'''

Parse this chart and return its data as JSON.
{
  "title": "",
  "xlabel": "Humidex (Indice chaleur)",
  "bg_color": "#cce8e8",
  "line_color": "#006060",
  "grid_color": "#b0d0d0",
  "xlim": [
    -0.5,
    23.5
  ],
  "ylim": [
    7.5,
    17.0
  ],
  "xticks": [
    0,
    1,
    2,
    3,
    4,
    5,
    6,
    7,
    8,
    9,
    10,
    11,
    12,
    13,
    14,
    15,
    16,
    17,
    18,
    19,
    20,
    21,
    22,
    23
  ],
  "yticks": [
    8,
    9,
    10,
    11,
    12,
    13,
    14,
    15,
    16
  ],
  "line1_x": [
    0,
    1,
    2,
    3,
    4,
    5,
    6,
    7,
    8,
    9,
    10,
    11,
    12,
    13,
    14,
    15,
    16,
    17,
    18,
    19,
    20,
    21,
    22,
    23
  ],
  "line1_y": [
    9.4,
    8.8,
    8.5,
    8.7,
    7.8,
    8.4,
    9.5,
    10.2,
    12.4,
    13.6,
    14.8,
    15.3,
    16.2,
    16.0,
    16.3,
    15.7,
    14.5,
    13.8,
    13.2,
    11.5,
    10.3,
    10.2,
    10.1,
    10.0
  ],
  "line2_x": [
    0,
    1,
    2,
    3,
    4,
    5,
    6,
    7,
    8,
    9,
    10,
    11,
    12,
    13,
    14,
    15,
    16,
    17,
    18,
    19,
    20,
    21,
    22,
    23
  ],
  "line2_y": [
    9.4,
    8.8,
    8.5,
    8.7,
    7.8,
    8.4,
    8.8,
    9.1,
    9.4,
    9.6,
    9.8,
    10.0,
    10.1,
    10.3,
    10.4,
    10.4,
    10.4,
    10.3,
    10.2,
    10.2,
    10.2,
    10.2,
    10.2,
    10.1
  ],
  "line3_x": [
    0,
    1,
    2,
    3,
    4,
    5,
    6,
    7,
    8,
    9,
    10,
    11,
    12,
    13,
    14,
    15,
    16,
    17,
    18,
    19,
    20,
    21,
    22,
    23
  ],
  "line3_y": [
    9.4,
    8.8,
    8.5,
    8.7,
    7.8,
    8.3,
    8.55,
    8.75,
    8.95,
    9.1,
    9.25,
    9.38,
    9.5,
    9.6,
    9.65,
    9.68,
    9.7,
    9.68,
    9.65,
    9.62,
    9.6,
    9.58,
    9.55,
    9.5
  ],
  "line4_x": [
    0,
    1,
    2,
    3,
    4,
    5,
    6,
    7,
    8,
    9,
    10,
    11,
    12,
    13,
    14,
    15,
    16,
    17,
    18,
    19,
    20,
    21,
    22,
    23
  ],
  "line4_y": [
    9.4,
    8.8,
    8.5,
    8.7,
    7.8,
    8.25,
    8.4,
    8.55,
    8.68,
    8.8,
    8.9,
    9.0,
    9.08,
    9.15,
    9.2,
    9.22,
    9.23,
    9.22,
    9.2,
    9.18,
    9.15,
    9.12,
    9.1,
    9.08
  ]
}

'''

WHAT IS ASKED:
Exactly as shown, repeat every record.

COMPLETE ANSWER:
Parse this chart and return its data as JSON.
{
  "title": "",
  "xlabel": "Humidex (Indice chaleur)",
  "bg_color": "#cce8e8",
  "line_color": "#006060",
  "grid_color": "#b0d0d0",
  "xlim": [
    -0.5,
    23.5
  ],
  "ylim": [
    7.5,
    17.0
  ],
  "xticks": [
    0,
    1,
    2,
    3,
    4,
    5,
    6,
    7,
    8,
    9,
    10,
    11,
    12,
    13,
    14,
    15,
    16,
    17,
    18,
    19,
    20,
    21,
    22,
    23
  ],
  "yticks": [
    8,
    9,
    10,
    11,
    12,
    13,
    14,
    15,
    16
  ],
  "line1_x": [
    0,
    1,
    2,
    3,
    4,
    5,
    6,
    7,
    8,
    9,
    10,
    11,
    12,
    13,
    14,
    15,
    16,
    17,
    18,
    19,
    20,
    21,
    22,
    23
  ],
  "line1_y": [
    9.4,
    8.8,
    8.5,
    8.7,
    7.8,
    8.4,
    9.5,
    10.2,
    12.4,
    13.6,
    14.8,
    15.3,
    16.2,
    16.0,
    16.3,
    15.7,
    14.5,
    13.8,
    13.2,
    11.5,
    10.3,
    10.2,
    10.1,
    10.0
  ],
  "line2_x": [
    0,
    1,
    2,
    3,
    4,
    5,
    6,
    7,
    8,
    9,
    10,
    11,
    12,
    13,
    14,
    15,
    16,
    17,
    18,
    19,
    20,
    21,
    22,
    23
  ],
  "line2_y": [
    9.4,
    8.8,
    8.5,
    8.7,
    7.8,
    8.4,
    8.8,
    9.1,
    9.4,
    9.6,
    9.8,
    10.0,
    10.1,
    10.3,
    10.4,
    10.4,
    10.4,
    10.3,
    10.2,
    10.2,
    10.2,
    10.2,
    10.2,
    10.1
  ],
  "line3_x": [
    0,
    1,
    2,
    3,
    4,
    5,
    6,
    7,
    8,
    9,
    10,
    11,
    12,
    13,
    14,
    15,
    16,
    17,
    18,
    19,
    20,
    21,
    22,
    23
  ],
  "line3_y": [
    9.4,
    8.8,
    8.5,
    8.7,
    7.8,
    8.3,
    8.55,
    8.75,
    8.95,
    9.1,
    9.25,
    9.38,
    9.5,
    9.6,
    9.65,
    9.68,
    9.7,
    9.68,
    9.65,
    9.62,
    9.6,
    9.58,
    9.55,
    9.5
  ],
  "line4_x": [
    0,
    1,
    2,
    3,
    4,
    5,
    6,
    7,
    8,
    9,
    10,
    11,
    12,
    13,
    14,
    15,
    16,
    17,
    18,
    19,
    20,
    21,
    22,
    23
  ],
  "line4_y": [
    9.4,
    8.8,
    8.5,
    8.7,
    7.8,
    8.25,
    8.4,
    8.55,
    8.68,
    8.8,
    8.9,
    9.0,
    9.08,
    9.15,
    9.2,
    9.22,
    9.23,
    9.22,
    9.2,
    9.18,
    9.15,
    9.12,
    9.1,
    9.08
  ]
}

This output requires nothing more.